**Written exercise:** Copy all the entries word for word, but omit the pictures.

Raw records
++++++++
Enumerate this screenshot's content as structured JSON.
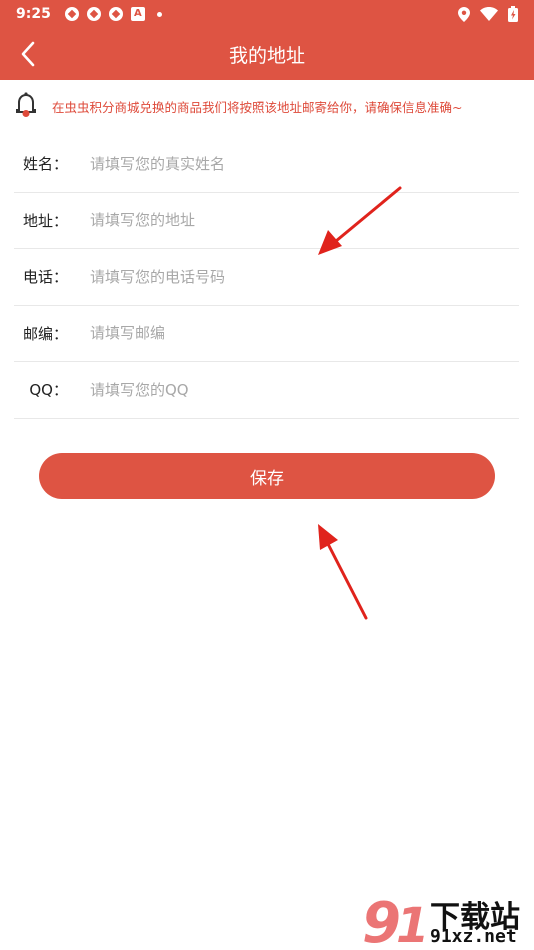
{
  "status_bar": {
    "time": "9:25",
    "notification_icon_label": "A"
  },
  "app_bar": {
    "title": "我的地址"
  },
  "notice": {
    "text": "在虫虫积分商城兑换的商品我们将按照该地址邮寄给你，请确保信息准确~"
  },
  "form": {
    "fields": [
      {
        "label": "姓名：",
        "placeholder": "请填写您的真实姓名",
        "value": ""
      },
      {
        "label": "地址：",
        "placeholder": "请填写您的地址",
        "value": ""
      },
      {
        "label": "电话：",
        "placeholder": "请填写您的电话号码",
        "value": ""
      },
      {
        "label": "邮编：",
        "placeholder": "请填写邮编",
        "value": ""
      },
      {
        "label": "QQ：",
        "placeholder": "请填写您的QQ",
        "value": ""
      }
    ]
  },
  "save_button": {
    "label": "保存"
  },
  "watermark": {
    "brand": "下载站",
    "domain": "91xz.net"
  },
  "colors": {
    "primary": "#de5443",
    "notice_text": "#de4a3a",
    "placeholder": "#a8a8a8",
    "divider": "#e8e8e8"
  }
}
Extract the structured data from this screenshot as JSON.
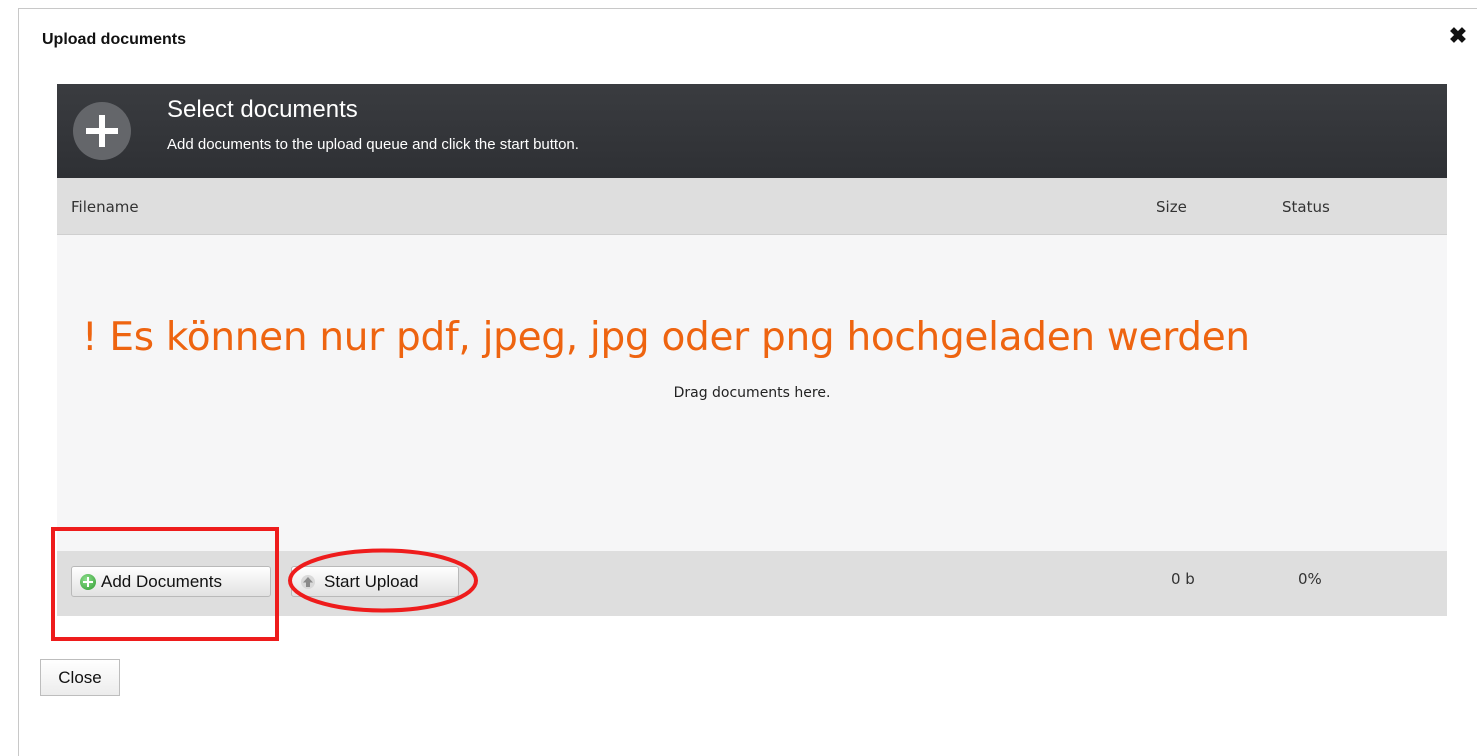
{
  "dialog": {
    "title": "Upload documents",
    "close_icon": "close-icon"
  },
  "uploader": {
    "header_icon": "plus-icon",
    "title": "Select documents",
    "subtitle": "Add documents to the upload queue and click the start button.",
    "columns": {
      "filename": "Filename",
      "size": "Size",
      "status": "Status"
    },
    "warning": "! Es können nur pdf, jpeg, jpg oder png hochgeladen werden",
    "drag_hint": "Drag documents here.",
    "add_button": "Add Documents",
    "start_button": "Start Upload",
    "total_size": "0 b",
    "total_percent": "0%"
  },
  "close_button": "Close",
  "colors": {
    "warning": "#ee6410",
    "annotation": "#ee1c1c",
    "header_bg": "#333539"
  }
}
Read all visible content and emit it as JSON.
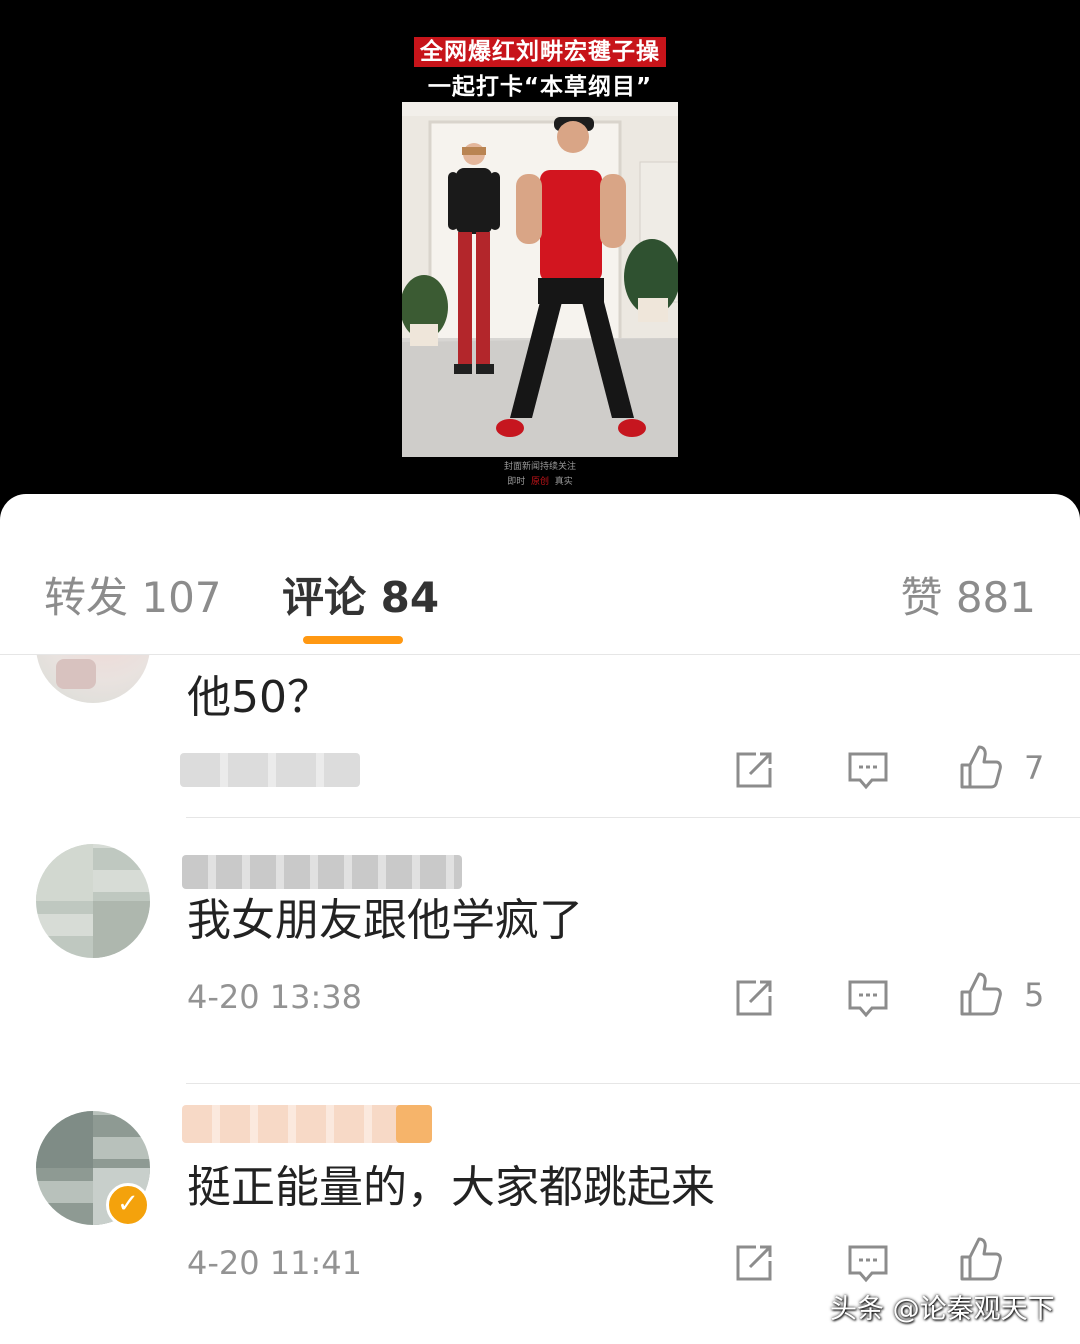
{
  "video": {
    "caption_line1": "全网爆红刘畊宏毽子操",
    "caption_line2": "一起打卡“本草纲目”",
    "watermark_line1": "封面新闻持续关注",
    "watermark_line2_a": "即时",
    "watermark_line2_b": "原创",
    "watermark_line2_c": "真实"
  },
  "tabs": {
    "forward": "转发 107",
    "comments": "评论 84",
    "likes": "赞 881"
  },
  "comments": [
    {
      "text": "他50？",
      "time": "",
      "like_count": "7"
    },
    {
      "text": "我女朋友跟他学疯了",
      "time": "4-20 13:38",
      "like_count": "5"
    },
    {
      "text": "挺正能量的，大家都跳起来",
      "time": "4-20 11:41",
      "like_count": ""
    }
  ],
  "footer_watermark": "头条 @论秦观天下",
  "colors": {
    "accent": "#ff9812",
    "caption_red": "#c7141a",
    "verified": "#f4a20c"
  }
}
++++++++
**Task solution:**
Enumerate this screenshot's content as structured JSON.
{
  "status_bar": {
    "time": "9:25",
    "notification_icon_label": "A"
  },
  "app_bar": {
    "title": "我的地址"
  },
  "notice": {
    "text": "在虫虫积分商城兑换的商品我们将按照该地址邮寄给你，请确保信息准确~"
  },
  "form": {
    "fields": [
      {
        "label": "姓名：",
        "placeholder": "请填写您的真实姓名",
        "value": ""
      },
      {
        "label": "地址：",
        "placeholder": "请填写您的地址",
        "value": ""
      },
      {
        "label": "电话：",
        "placeholder": "请填写您的电话号码",
        "value": ""
      },
      {
        "label": "邮编：",
        "placeholder": "请填写邮编",
        "value": ""
      },
      {
        "label": "QQ：",
        "placeholder": "请填写您的QQ",
        "value": ""
      }
    ]
  },
  "save_button": {
    "label": "保存"
  },
  "watermark": {
    "brand": "下载站",
    "domain": "91xz.net"
  },
  "colors": {
    "primary": "#de5443",
    "notice_text": "#de4a3a",
    "placeholder": "#a8a8a8",
    "divider": "#e8e8e8"
  }
}
Extract the structured data from this screenshot as JSON.
{
  "dialog": {
    "title": "Upload documents",
    "close_icon": "close-icon"
  },
  "uploader": {
    "header_icon": "plus-icon",
    "title": "Select documents",
    "subtitle": "Add documents to the upload queue and click the start button.",
    "columns": {
      "filename": "Filename",
      "size": "Size",
      "status": "Status"
    },
    "warning": "! Es können nur pdf, jpeg, jpg oder png hochgeladen werden",
    "drag_hint": "Drag documents here.",
    "add_button": "Add Documents",
    "start_button": "Start Upload",
    "total_size": "0 b",
    "total_percent": "0%"
  },
  "close_button": "Close",
  "colors": {
    "warning": "#ee6410",
    "annotation": "#ee1c1c",
    "header_bg": "#333539"
  }
}
Read all visible content and emit it as JSON.
{
  "video": {
    "caption_line1": "全网爆红刘畊宏毽子操",
    "caption_line2": "一起打卡“本草纲目”",
    "watermark_line1": "封面新闻持续关注",
    "watermark_line2_a": "即时",
    "watermark_line2_b": "原创",
    "watermark_line2_c": "真实"
  },
  "tabs": {
    "forward": "转发 107",
    "comments": "评论 84",
    "likes": "赞 881"
  },
  "comments": [
    {
      "text": "他50？",
      "time": "",
      "like_count": "7"
    },
    {
      "text": "我女朋友跟他学疯了",
      "time": "4-20 13:38",
      "like_count": "5"
    },
    {
      "text": "挺正能量的，大家都跳起来",
      "time": "4-20 11:41",
      "like_count": ""
    }
  ],
  "footer_watermark": "头条 @论秦观天下",
  "colors": {
    "accent": "#ff9812",
    "caption_red": "#c7141a",
    "verified": "#f4a20c"
  }
}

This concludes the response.